Find the string "underlying" in the data, then copy every line where it is found.

(Dataset entries on figures)
┏━━

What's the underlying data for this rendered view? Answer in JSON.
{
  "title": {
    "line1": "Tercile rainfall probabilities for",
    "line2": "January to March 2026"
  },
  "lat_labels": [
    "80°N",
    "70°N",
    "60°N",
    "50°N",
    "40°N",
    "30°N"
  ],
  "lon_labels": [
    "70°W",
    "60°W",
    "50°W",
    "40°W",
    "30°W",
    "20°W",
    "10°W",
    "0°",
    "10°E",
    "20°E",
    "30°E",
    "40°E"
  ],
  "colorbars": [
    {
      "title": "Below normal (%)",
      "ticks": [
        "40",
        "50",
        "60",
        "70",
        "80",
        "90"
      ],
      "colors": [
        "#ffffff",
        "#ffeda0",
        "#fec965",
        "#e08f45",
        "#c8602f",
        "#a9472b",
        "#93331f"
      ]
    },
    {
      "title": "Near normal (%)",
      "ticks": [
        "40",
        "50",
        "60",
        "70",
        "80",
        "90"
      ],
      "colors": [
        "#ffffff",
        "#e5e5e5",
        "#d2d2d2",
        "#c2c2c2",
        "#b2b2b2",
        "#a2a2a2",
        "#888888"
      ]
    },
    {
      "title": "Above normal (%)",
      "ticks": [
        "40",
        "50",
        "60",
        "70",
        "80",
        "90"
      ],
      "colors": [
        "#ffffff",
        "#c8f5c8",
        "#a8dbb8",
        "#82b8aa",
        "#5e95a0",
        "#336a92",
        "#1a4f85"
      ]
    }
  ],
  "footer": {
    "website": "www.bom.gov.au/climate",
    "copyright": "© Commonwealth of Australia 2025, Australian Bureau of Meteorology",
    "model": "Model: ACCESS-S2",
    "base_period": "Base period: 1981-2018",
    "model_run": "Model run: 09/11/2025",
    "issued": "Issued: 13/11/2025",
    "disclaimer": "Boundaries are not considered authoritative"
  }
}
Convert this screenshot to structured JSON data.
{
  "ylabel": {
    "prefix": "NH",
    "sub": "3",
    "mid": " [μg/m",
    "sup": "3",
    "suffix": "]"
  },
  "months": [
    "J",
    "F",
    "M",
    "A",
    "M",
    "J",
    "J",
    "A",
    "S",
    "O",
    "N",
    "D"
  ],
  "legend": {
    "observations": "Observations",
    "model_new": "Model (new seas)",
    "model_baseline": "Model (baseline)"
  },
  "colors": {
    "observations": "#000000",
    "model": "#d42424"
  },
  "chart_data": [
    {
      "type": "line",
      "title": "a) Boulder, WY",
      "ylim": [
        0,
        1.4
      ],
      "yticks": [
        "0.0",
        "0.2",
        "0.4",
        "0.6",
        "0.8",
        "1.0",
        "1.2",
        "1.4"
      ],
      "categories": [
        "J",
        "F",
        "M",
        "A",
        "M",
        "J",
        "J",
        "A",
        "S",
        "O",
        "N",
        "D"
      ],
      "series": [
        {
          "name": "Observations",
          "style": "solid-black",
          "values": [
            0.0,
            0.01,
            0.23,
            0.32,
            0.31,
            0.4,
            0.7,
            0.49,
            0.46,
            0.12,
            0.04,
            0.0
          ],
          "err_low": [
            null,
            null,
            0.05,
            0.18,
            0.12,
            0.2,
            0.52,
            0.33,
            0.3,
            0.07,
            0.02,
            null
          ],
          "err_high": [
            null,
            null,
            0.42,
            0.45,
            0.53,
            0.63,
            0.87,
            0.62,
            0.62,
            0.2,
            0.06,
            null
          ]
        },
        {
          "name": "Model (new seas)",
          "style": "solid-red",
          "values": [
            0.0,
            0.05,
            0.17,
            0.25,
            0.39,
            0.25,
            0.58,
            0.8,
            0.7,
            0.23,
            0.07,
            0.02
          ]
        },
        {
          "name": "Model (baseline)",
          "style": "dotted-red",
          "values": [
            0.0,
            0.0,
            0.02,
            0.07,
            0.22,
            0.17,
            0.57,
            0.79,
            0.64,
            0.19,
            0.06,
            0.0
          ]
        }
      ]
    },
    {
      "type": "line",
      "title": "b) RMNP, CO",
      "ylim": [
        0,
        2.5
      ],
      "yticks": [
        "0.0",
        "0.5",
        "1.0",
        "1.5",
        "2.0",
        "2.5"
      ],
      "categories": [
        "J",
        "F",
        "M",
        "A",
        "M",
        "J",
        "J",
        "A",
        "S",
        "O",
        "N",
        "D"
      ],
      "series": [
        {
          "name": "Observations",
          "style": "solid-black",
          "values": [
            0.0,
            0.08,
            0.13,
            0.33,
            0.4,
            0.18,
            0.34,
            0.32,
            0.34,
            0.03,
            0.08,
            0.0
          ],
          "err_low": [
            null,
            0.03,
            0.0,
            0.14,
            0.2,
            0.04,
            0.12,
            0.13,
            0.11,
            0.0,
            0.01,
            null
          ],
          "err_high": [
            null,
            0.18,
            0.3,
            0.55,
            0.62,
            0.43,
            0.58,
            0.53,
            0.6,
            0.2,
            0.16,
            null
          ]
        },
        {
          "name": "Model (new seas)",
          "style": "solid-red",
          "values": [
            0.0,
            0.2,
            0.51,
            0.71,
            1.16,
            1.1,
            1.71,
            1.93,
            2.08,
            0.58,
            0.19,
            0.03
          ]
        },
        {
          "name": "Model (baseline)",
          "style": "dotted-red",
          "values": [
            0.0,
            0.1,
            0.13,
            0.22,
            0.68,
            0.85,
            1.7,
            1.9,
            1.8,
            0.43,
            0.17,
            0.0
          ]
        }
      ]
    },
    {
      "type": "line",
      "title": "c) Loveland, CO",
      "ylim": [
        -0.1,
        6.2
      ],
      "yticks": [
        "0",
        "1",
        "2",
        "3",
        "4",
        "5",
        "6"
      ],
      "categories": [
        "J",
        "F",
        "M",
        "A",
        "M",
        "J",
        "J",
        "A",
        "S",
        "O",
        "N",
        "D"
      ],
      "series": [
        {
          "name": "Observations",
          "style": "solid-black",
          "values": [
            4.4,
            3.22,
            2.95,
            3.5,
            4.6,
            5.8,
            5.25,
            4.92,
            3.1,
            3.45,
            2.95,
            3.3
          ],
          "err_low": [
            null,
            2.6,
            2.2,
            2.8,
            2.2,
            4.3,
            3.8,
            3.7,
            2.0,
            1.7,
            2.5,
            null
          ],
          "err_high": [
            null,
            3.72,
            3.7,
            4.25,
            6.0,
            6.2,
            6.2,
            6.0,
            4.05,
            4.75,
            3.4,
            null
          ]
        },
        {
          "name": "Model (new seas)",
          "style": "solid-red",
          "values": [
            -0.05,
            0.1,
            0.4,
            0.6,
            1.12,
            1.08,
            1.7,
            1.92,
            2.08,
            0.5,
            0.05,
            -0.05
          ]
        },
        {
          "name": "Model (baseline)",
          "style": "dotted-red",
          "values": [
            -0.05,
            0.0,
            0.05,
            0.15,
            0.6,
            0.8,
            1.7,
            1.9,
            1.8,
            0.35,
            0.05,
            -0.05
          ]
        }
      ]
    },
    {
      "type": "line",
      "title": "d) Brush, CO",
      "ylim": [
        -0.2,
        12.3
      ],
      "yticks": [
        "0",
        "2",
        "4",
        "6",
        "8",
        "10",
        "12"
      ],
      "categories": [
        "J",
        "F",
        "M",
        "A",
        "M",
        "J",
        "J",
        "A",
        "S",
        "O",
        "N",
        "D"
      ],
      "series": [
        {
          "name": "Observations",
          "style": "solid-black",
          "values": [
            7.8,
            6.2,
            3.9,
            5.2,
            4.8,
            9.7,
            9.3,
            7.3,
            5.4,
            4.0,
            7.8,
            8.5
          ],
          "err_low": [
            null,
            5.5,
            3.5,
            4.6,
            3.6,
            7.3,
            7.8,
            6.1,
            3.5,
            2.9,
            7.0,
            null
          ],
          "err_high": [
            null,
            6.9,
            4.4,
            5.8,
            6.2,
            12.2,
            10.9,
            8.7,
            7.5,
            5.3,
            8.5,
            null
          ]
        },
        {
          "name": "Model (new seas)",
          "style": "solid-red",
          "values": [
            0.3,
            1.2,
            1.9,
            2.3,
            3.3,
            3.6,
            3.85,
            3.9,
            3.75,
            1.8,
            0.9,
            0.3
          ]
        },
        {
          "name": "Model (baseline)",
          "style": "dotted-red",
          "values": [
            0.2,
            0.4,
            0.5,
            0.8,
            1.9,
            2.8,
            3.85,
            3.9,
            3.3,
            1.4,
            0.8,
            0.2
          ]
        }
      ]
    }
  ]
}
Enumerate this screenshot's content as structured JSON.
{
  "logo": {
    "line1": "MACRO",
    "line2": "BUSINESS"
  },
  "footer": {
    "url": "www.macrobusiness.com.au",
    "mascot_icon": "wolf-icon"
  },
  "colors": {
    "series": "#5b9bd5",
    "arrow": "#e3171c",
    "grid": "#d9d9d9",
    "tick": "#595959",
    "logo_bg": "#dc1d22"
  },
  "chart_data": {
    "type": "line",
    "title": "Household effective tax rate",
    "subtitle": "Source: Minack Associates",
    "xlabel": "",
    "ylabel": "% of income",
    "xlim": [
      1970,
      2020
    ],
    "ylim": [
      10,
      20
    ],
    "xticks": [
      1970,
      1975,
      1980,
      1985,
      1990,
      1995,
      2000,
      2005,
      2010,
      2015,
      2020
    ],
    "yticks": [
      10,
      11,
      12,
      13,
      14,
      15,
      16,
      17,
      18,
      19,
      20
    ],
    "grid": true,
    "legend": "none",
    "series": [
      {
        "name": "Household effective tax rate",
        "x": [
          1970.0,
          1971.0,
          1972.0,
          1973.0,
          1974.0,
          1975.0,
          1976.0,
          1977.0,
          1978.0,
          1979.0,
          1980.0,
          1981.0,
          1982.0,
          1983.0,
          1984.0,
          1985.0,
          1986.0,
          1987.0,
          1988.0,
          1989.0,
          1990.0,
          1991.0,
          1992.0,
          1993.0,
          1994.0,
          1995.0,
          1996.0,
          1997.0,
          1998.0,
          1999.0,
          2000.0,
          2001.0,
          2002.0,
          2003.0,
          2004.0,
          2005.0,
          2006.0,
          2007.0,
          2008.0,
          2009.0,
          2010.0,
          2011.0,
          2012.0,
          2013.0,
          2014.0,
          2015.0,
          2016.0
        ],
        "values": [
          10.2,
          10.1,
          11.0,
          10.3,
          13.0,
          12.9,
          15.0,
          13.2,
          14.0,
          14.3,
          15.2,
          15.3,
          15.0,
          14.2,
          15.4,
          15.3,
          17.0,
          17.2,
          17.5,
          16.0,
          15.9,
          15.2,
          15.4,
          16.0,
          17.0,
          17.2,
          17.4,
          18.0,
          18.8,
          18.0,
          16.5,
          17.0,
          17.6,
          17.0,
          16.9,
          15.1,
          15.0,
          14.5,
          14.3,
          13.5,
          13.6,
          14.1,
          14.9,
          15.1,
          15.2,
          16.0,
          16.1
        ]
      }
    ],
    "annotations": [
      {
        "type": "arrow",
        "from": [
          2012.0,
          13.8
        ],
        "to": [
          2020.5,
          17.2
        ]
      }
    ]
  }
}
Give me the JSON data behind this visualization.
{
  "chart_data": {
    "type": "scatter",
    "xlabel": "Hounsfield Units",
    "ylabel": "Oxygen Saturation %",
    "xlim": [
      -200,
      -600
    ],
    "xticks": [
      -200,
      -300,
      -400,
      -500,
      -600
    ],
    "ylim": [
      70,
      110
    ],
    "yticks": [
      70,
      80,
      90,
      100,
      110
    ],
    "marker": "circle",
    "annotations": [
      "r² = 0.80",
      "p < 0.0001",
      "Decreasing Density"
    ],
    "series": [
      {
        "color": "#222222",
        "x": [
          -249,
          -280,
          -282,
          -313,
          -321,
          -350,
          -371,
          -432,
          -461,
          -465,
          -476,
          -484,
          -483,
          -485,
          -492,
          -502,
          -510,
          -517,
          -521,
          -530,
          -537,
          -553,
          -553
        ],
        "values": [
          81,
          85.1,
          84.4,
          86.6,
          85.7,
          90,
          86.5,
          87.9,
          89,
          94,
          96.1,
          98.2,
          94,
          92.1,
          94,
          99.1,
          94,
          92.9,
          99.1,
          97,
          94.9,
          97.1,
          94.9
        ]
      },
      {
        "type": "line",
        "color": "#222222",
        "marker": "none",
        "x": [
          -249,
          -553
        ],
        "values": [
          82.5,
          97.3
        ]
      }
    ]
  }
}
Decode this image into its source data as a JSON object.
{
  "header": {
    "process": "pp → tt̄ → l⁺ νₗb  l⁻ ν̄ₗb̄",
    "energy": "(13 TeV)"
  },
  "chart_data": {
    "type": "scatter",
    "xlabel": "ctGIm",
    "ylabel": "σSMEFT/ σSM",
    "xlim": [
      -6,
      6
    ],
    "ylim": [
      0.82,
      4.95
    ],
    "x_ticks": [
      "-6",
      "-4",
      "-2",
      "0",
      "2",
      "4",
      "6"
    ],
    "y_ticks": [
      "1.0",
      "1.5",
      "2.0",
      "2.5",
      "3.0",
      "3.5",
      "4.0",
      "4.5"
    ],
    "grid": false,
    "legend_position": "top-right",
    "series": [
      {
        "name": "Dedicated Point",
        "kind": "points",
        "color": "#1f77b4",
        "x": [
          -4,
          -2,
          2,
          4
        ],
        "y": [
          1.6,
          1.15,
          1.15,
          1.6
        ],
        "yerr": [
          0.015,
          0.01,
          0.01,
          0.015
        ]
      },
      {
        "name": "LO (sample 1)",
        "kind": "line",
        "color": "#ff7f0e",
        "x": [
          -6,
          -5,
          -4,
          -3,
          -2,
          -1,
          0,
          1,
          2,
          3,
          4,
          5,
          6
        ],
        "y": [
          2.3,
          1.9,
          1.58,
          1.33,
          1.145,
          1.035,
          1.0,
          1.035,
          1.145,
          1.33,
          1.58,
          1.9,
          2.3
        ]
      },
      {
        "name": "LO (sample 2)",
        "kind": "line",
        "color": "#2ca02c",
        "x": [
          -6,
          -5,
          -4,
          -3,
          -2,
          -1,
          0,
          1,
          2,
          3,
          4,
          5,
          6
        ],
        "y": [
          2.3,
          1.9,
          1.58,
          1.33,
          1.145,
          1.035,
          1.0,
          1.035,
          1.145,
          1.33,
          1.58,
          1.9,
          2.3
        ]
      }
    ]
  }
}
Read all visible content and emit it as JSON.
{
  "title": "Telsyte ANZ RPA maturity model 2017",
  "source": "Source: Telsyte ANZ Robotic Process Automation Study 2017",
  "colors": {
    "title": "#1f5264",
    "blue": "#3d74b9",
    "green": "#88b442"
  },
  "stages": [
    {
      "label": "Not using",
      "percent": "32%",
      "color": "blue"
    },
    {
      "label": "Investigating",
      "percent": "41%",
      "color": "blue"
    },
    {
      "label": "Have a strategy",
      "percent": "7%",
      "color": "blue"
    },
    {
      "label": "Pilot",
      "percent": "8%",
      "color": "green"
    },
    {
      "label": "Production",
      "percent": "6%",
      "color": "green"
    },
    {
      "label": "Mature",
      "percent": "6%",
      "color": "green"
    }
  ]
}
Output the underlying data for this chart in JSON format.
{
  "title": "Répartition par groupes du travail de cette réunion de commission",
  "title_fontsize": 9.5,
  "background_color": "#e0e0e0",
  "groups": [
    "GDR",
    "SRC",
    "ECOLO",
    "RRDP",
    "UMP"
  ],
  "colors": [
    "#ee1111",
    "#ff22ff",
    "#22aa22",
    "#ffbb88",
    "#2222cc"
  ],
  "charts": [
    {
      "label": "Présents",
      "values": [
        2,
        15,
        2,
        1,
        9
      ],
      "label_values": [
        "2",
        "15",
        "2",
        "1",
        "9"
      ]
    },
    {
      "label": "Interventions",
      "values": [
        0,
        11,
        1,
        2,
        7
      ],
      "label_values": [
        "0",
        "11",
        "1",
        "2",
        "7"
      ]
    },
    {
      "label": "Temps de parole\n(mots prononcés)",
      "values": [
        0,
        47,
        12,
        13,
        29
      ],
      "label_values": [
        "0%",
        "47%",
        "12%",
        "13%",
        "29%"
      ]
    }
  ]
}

┗━━

▶ **Written solution**
What's the underlying data for this rendered view? Answer in JSON.
Output the underlying data for this chart in JSON format.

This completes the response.